━━ Material ━━

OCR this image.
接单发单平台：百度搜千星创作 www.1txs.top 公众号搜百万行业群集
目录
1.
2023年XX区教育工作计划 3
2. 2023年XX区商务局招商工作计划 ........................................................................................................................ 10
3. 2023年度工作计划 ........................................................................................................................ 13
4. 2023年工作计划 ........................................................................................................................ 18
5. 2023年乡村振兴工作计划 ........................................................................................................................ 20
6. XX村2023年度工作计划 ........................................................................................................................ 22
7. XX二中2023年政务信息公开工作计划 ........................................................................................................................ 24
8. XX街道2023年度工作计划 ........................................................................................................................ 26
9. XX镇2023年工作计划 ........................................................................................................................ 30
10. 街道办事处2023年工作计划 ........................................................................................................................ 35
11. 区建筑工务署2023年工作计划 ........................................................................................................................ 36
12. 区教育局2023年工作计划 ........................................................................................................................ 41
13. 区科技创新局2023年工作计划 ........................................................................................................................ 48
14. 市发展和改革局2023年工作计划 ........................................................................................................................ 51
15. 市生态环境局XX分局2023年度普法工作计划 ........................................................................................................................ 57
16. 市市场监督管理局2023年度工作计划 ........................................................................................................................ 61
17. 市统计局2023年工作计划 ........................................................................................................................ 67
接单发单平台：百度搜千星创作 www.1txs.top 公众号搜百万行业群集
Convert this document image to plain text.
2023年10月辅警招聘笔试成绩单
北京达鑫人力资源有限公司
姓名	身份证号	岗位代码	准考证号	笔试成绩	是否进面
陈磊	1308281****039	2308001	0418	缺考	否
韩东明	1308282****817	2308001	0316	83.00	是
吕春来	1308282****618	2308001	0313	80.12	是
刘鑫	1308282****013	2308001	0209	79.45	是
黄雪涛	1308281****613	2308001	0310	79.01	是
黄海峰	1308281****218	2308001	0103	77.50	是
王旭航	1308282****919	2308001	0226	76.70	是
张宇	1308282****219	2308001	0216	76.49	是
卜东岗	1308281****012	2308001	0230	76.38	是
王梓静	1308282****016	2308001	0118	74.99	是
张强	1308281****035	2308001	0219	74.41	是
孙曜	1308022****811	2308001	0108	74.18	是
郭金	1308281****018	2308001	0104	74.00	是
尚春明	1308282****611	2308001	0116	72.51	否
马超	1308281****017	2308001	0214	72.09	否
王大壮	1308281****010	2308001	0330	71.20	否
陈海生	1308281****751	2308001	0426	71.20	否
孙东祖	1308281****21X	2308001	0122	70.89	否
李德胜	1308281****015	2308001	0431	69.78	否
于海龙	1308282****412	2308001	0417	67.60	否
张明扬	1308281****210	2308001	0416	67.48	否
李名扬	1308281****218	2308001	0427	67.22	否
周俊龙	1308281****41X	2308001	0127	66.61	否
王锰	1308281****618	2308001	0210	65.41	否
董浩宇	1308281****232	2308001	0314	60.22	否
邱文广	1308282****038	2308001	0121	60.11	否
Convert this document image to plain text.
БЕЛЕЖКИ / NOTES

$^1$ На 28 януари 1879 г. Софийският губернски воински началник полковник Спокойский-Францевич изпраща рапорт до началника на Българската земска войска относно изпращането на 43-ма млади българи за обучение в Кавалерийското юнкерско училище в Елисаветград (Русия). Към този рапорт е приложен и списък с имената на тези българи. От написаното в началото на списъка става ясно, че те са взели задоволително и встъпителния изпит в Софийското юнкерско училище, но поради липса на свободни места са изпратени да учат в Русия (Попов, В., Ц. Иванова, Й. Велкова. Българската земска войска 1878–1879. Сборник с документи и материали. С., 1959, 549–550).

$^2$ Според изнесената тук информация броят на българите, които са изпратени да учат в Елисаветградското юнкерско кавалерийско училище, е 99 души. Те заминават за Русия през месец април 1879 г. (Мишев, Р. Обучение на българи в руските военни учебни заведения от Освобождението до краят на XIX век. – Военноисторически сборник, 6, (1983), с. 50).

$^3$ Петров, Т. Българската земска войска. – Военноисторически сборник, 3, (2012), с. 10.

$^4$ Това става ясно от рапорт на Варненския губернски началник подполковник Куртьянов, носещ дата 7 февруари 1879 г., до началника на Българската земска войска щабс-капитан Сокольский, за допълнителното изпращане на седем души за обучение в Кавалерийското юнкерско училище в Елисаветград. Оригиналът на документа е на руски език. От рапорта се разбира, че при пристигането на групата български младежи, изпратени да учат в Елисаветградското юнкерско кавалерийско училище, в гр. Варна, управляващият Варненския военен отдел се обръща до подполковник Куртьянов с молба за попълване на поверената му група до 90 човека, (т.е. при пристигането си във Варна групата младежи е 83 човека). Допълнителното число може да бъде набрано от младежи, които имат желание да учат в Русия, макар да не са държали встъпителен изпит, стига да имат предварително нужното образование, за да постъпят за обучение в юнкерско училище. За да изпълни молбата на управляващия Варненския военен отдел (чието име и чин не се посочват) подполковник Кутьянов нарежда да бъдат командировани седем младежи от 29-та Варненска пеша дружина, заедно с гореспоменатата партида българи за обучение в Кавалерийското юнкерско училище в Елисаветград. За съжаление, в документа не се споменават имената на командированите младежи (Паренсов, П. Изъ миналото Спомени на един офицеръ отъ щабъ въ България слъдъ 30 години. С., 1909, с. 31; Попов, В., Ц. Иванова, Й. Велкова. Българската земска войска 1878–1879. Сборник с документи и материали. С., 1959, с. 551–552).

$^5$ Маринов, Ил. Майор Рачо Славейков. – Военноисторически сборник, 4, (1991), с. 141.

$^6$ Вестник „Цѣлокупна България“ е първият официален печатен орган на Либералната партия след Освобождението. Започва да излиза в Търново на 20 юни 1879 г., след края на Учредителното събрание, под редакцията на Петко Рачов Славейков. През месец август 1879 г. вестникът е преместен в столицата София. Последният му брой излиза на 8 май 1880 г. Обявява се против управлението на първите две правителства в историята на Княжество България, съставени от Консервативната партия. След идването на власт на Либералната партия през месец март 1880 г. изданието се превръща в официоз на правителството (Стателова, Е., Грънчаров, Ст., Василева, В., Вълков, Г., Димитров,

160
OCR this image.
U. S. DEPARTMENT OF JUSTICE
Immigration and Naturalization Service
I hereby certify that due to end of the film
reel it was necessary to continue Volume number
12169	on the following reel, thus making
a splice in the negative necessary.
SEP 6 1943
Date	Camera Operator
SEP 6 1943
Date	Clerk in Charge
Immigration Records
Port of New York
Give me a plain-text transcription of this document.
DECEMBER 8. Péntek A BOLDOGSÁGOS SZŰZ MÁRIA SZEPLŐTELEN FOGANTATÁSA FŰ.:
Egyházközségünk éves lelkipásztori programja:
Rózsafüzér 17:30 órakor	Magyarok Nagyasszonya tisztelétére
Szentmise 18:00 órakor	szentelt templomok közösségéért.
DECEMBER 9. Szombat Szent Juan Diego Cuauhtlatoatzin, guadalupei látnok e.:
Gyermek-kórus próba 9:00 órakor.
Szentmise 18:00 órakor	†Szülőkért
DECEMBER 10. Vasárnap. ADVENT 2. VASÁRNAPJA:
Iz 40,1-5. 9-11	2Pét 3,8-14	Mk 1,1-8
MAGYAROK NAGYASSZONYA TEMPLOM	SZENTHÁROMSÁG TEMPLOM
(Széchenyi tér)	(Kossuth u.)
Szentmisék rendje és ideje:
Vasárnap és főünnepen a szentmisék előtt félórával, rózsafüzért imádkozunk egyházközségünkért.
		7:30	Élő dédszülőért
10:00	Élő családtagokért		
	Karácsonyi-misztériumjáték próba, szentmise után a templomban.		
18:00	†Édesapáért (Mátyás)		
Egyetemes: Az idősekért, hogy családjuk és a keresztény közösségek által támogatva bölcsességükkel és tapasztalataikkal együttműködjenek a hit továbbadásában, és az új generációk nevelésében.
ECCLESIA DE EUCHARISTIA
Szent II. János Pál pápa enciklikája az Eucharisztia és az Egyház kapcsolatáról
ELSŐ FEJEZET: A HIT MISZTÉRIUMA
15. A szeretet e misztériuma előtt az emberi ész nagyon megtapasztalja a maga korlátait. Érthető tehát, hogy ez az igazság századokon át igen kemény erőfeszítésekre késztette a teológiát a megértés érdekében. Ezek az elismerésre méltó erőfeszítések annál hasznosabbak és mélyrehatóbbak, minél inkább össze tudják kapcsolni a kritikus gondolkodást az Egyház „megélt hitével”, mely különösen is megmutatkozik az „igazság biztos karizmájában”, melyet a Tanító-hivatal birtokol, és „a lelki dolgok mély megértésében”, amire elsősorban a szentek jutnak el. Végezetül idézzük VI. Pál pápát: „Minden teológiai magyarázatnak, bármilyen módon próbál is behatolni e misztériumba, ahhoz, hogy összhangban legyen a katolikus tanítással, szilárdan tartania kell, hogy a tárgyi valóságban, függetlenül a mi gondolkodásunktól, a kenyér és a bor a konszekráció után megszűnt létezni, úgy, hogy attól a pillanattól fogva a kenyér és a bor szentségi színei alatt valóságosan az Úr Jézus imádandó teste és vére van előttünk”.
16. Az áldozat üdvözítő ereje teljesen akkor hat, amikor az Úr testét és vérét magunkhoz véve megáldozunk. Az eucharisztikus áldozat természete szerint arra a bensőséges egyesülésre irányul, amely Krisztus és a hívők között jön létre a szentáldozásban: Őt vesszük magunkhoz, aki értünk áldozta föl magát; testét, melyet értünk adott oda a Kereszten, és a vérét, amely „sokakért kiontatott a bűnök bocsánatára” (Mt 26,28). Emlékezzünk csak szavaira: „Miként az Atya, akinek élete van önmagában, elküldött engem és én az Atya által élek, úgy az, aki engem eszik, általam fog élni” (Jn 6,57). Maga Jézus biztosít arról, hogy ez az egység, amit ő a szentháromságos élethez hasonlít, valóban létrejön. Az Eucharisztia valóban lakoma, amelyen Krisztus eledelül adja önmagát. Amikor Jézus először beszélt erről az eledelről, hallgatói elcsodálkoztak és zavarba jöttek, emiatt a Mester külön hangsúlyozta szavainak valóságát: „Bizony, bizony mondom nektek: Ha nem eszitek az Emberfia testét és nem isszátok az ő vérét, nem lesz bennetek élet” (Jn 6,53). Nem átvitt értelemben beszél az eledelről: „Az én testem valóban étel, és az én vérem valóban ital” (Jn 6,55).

━━━

• [Set exercise]: Only lines with the word "Освобождението" should be collected from the material.

• [Correct result]:
$^2$ Според изнесената тук информация броят на българите, които са изпратени да учат в Елисаветградското юнкерско кавалерийско училище, е 99 души. Те заминават за Русия през месец април 1879 г. (Мишев, Р. Обучение на българи в руските военни учебни заведения от Освобождението до краят на XIX век. – Военноисторически сборник, 6, (1983), с. 50).
$^6$ Вестник „Цѣлокупна България“ е първият официален печатен орган на Либералната партия след Освобождението. Започва да излиза в Търново на 20 юни 1879 г., след края на Учредителното събрание, под редакцията на Петко Рачов Славейков. През месец август 1879 г. вестникът е преместен в столицата София. Последният му брой излиза на 8 май 1880 г. Обявява се против управлението на първите две правителства в историята на Княжество България, съставени от Консервативната партия. След идването на власт на Либералната партия през месец март 1880 г. изданието се превръща в официоз на правителството (Стателова, Е., Грънчаров, Ст., Василева, В., Вълков, Г., Димитров,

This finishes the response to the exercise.